## DIRECTIONS
Take every line that has the string "color" and copy it out.

══ SUPPLIED MATERIAL ══

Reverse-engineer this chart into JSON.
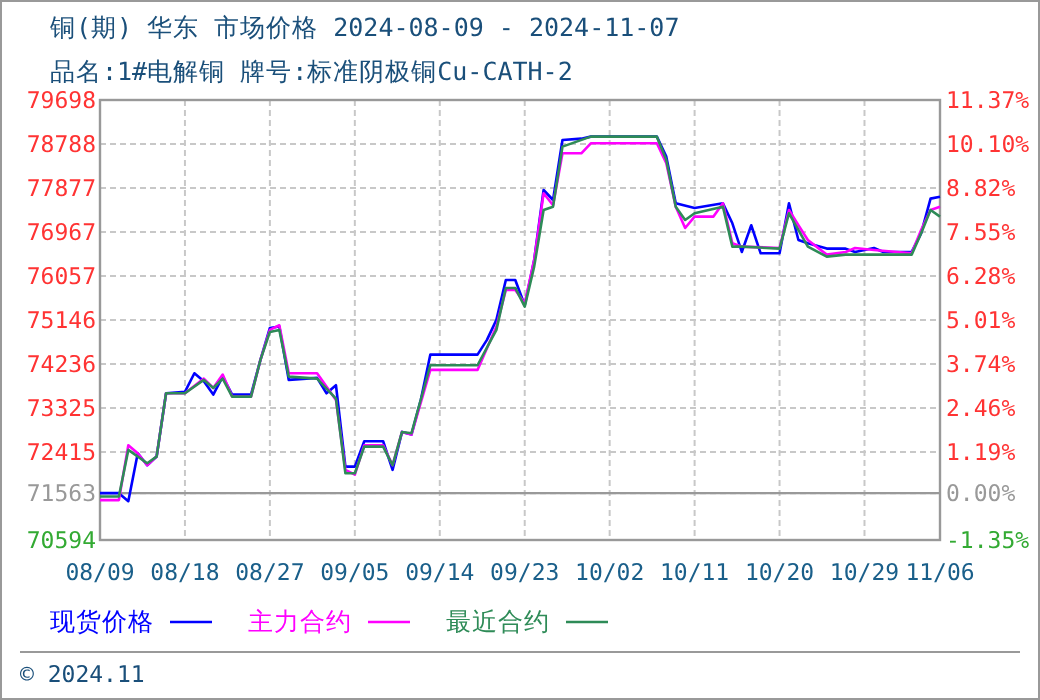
{
  "chart_data": {
    "type": "line",
    "title": "铜(期) 华东 市场价格 2024-08-09 - 2024-11-07",
    "subtitle": "品名:1#电解铜 牌号:标准阴极铜Cu-CATH-2",
    "annotations": [
      "© 2024.11"
    ],
    "xlim": [
      "2024-08-09",
      "2024-11-06"
    ],
    "xticks": [
      {
        "value": "2024-08-09",
        "label": "08/09"
      },
      {
        "value": "2024-08-18",
        "label": "08/18"
      },
      {
        "value": "2024-08-27",
        "label": "08/27"
      },
      {
        "value": "2024-09-05",
        "label": "09/05"
      },
      {
        "value": "2024-09-14",
        "label": "09/14"
      },
      {
        "value": "2024-09-23",
        "label": "09/23"
      },
      {
        "value": "2024-10-02",
        "label": "10/02"
      },
      {
        "value": "2024-10-11",
        "label": "10/11"
      },
      {
        "value": "2024-10-20",
        "label": "10/20"
      },
      {
        "value": "2024-10-29",
        "label": "10/29"
      },
      {
        "value": "2024-11-06",
        "label": "11/06"
      }
    ],
    "ylim": [
      70594,
      79698
    ],
    "yticks": [
      79698,
      78788,
      77877,
      76967,
      76057,
      75146,
      74236,
      73325,
      72415,
      71563,
      70594
    ],
    "y2lim": [
      -1.35,
      11.37
    ],
    "y2ticks": [
      {
        "value": 11.37,
        "label": "11.37%"
      },
      {
        "value": 10.1,
        "label": "10.10%"
      },
      {
        "value": 8.82,
        "label": "8.82%"
      },
      {
        "value": 7.55,
        "label": "7.55%"
      },
      {
        "value": 6.28,
        "label": "6.28%"
      },
      {
        "value": 5.01,
        "label": "5.01%"
      },
      {
        "value": 3.74,
        "label": "3.74%"
      },
      {
        "value": 2.46,
        "label": "2.46%"
      },
      {
        "value": 1.19,
        "label": "1.19%"
      },
      {
        "value": 0,
        "label": "0.00%"
      },
      {
        "value": -1.35,
        "label": "-1.35%"
      }
    ],
    "ref_lines": [
      {
        "axis": "y",
        "value": 71563,
        "color": "#999999"
      }
    ],
    "grid": true,
    "legend": "bottom",
    "line_style": "solid",
    "series": [
      {
        "name": "现货价格",
        "color": "#0000ff",
        "x": [
          "2024-08-09",
          "2024-08-11",
          "2024-08-12",
          "2024-08-13",
          "2024-08-14",
          "2024-08-15",
          "2024-08-16",
          "2024-08-18",
          "2024-08-19",
          "2024-08-20",
          "2024-08-21",
          "2024-08-22",
          "2024-08-23",
          "2024-08-25",
          "2024-08-26",
          "2024-08-27",
          "2024-08-28",
          "2024-08-29",
          "2024-09-01",
          "2024-09-02",
          "2024-09-03",
          "2024-09-04",
          "2024-09-05",
          "2024-09-06",
          "2024-09-08",
          "2024-09-09",
          "2024-09-10",
          "2024-09-11",
          "2024-09-12",
          "2024-09-13",
          "2024-09-18",
          "2024-09-19",
          "2024-09-20",
          "2024-09-21",
          "2024-09-22",
          "2024-09-23",
          "2024-09-24",
          "2024-09-25",
          "2024-09-26",
          "2024-09-27",
          "2024-09-29",
          "2024-09-30",
          "2024-10-07",
          "2024-10-08",
          "2024-10-09",
          "2024-10-11",
          "2024-10-14",
          "2024-10-15",
          "2024-10-16",
          "2024-10-17",
          "2024-10-18",
          "2024-10-20",
          "2024-10-21",
          "2024-10-22",
          "2024-10-23",
          "2024-10-25",
          "2024-10-27",
          "2024-10-28",
          "2024-10-30",
          "2024-10-31",
          "2024-11-03",
          "2024-11-04",
          "2024-11-05",
          "2024-11-06"
        ],
        "values": [
          71563,
          71563,
          71397,
          72389,
          72141,
          72320,
          73630,
          73658,
          74044,
          73878,
          73603,
          73975,
          73603,
          73603,
          74320,
          74982,
          75010,
          73906,
          73948,
          73630,
          73796,
          72113,
          72113,
          72637,
          72637,
          72045,
          72830,
          72775,
          73500,
          74430,
          74430,
          74734,
          75148,
          75975,
          75975,
          75451,
          76388,
          77836,
          77629,
          78870,
          78898,
          78940,
          78940,
          78526,
          77560,
          77464,
          77560,
          77147,
          76554,
          77106,
          76526,
          76526,
          77560,
          76802,
          76733,
          76623,
          76623,
          76554,
          76637,
          76554,
          76554,
          76940,
          77657,
          77698
        ]
      },
      {
        "name": "主力合约",
        "color": "#ff00ff",
        "x": [
          "2024-08-09",
          "2024-08-11",
          "2024-08-12",
          "2024-08-13",
          "2024-08-14",
          "2024-08-15",
          "2024-08-16",
          "2024-08-18",
          "2024-08-20",
          "2024-08-21",
          "2024-08-22",
          "2024-08-23",
          "2024-08-25",
          "2024-08-26",
          "2024-08-27",
          "2024-08-28",
          "2024-08-29",
          "2024-09-01",
          "2024-09-03",
          "2024-09-04",
          "2024-09-05",
          "2024-09-06",
          "2024-09-08",
          "2024-09-09",
          "2024-09-10",
          "2024-09-11",
          "2024-09-13",
          "2024-09-18",
          "2024-09-20",
          "2024-09-21",
          "2024-09-22",
          "2024-09-23",
          "2024-09-24",
          "2024-09-25",
          "2024-09-26",
          "2024-09-27",
          "2024-09-29",
          "2024-09-30",
          "2024-10-07",
          "2024-10-08",
          "2024-10-09",
          "2024-10-10",
          "2024-10-11",
          "2024-10-13",
          "2024-10-14",
          "2024-10-15",
          "2024-10-16",
          "2024-10-20",
          "2024-10-21",
          "2024-10-22",
          "2024-10-23",
          "2024-10-25",
          "2024-10-27",
          "2024-10-28",
          "2024-10-30",
          "2024-11-03",
          "2024-11-04",
          "2024-11-05",
          "2024-11-06"
        ],
        "values": [
          71420,
          71420,
          72555,
          72389,
          72141,
          72320,
          73630,
          73630,
          73934,
          73740,
          74017,
          73561,
          73561,
          74320,
          74941,
          75037,
          74044,
          74044,
          73492,
          72045,
          71947,
          72555,
          72555,
          72141,
          72830,
          72775,
          74113,
          74113,
          75010,
          75768,
          75768,
          75492,
          76388,
          77767,
          77519,
          78595,
          78595,
          78802,
          78802,
          78388,
          77491,
          77050,
          77285,
          77285,
          77560,
          76733,
          76664,
          76637,
          77422,
          77106,
          76802,
          76499,
          76554,
          76637,
          76595,
          76526,
          77009,
          77422,
          77491
        ]
      },
      {
        "name": "最近合约",
        "color": "#2e8b57",
        "x": [
          "2024-08-09",
          "2024-08-11",
          "2024-08-12",
          "2024-08-14",
          "2024-08-15",
          "2024-08-16",
          "2024-08-18",
          "2024-08-20",
          "2024-08-21",
          "2024-08-22",
          "2024-08-23",
          "2024-08-25",
          "2024-08-26",
          "2024-08-27",
          "2024-08-28",
          "2024-08-29",
          "2024-09-01",
          "2024-09-03",
          "2024-09-04",
          "2024-09-05",
          "2024-09-06",
          "2024-09-08",
          "2024-09-09",
          "2024-09-10",
          "2024-09-11",
          "2024-09-13",
          "2024-09-18",
          "2024-09-20",
          "2024-09-21",
          "2024-09-22",
          "2024-09-23",
          "2024-09-24",
          "2024-09-25",
          "2024-09-26",
          "2024-09-27",
          "2024-09-30",
          "2024-10-07",
          "2024-10-08",
          "2024-10-09",
          "2024-10-10",
          "2024-10-11",
          "2024-10-14",
          "2024-10-15",
          "2024-10-16",
          "2024-10-20",
          "2024-10-21",
          "2024-10-23",
          "2024-10-25",
          "2024-10-27",
          "2024-10-30",
          "2024-11-03",
          "2024-11-04",
          "2024-11-05",
          "2024-11-06"
        ],
        "values": [
          71493,
          71493,
          72458,
          72182,
          72320,
          73630,
          73630,
          73906,
          73740,
          73934,
          73561,
          73561,
          74320,
          74899,
          74941,
          73975,
          73934,
          73520,
          71975,
          71975,
          72527,
          72527,
          72141,
          72830,
          72803,
          74210,
          74210,
          74941,
          75809,
          75809,
          75423,
          76250,
          77422,
          77491,
          78733,
          78940,
          78940,
          78457,
          77491,
          77216,
          77354,
          77491,
          76664,
          76664,
          76623,
          77354,
          76664,
          76457,
          76499,
          76499,
          76499,
          76940,
          77422,
          77285
        ]
      }
    ]
  }
}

═══

## OUTPUT
        "color": "#999999"
        "color": "#0000ff",
        "color": "#ff00ff",
        "color": "#2e8b57",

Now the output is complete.